### Direction
Count the lines in the entries below that include the word "детей". Give nothing but the number.

Items from a data source
-- -- --

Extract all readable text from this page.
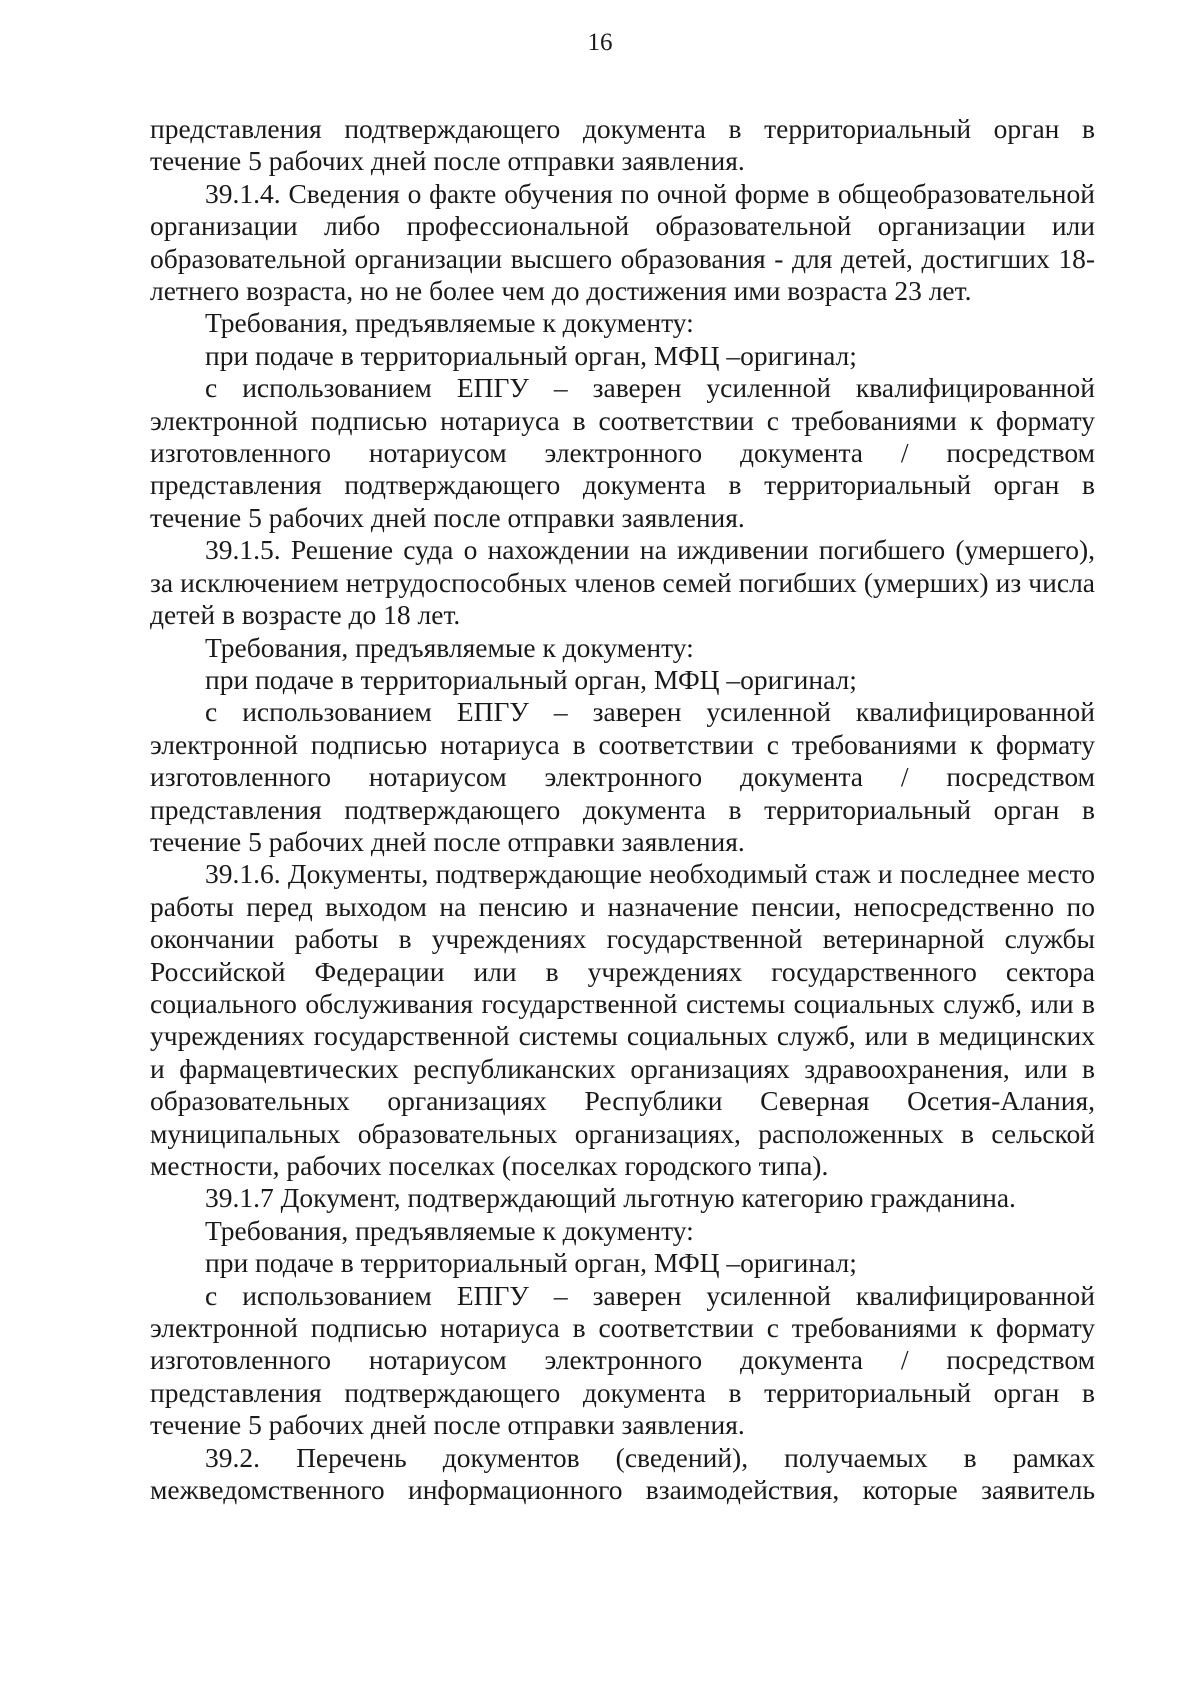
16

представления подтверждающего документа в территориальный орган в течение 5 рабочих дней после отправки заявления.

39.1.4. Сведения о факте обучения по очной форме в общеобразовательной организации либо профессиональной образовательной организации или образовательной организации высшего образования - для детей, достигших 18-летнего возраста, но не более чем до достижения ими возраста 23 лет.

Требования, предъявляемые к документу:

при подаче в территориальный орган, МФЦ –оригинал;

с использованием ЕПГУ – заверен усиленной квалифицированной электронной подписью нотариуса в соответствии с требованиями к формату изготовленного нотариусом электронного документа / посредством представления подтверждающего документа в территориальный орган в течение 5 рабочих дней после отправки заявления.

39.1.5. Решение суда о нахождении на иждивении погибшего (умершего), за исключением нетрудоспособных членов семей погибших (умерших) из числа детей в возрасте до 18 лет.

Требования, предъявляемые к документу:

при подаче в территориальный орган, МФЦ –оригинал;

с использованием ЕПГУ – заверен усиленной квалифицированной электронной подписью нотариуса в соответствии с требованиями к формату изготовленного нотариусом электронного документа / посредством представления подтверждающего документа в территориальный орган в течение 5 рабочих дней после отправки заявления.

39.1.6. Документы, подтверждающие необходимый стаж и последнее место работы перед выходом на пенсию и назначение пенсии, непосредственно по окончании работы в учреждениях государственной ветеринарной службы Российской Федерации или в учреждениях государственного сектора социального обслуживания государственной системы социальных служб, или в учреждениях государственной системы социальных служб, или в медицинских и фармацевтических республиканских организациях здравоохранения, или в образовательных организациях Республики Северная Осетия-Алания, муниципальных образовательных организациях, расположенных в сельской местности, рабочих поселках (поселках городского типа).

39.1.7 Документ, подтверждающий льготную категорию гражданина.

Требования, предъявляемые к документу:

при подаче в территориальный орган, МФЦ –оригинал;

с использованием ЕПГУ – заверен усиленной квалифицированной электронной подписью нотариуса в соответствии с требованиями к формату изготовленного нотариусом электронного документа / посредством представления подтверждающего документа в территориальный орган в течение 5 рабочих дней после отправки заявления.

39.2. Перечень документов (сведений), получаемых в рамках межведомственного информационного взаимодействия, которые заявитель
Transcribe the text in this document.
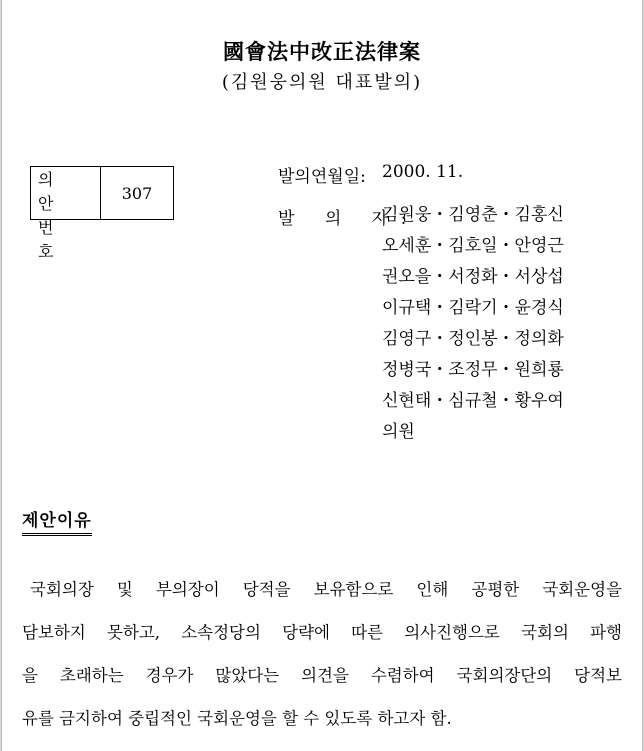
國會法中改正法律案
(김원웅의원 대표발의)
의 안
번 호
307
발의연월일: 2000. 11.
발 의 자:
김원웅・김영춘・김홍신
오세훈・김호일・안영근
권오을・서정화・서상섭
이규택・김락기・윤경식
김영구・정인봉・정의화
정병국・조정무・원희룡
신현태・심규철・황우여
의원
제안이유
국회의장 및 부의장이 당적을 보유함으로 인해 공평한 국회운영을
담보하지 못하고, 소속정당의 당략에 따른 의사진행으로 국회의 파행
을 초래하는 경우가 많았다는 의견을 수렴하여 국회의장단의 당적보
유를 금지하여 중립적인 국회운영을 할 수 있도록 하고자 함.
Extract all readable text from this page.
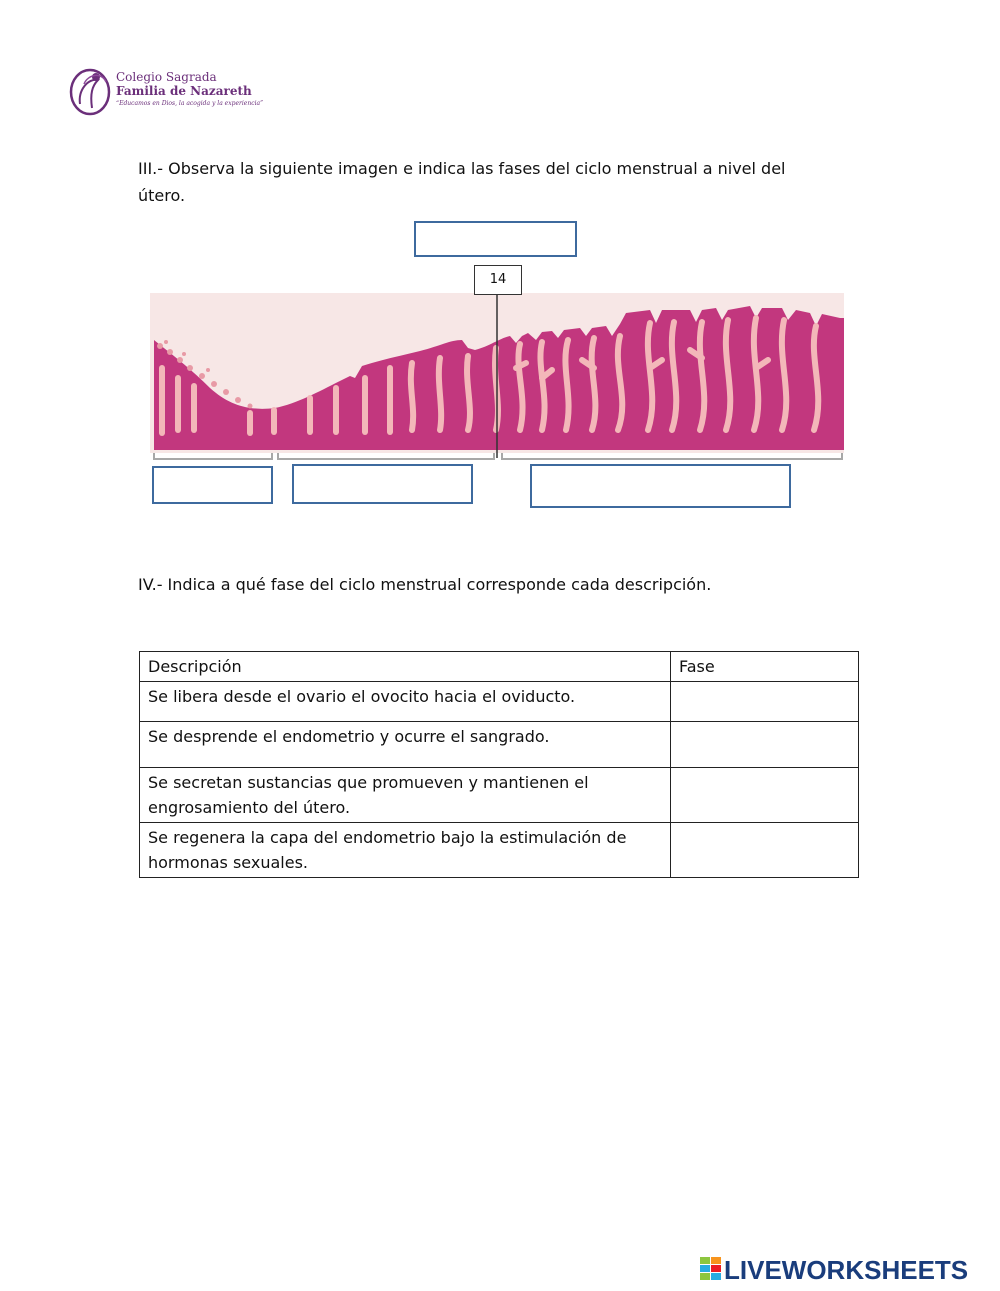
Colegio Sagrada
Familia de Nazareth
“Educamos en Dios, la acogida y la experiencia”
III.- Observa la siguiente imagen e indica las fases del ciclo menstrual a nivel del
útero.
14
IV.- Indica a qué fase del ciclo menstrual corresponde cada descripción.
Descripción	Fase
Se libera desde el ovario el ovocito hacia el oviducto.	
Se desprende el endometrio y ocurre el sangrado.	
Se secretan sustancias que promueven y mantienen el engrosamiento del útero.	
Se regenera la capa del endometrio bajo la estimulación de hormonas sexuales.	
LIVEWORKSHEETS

-- -- --

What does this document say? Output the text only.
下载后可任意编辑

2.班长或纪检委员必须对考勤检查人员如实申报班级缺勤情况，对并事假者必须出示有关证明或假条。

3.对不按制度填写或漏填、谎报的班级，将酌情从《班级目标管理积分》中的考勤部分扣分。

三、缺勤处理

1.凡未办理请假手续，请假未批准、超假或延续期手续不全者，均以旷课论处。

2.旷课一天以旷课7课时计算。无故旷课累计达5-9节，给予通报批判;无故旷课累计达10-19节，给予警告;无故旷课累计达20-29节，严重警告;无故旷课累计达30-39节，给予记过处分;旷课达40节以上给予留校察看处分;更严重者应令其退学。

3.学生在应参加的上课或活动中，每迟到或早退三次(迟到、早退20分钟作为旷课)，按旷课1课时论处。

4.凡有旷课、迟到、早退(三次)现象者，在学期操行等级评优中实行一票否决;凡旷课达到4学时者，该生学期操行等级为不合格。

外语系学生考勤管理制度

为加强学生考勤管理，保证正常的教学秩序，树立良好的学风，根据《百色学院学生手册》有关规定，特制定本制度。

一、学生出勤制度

-- -- --

### Solution
2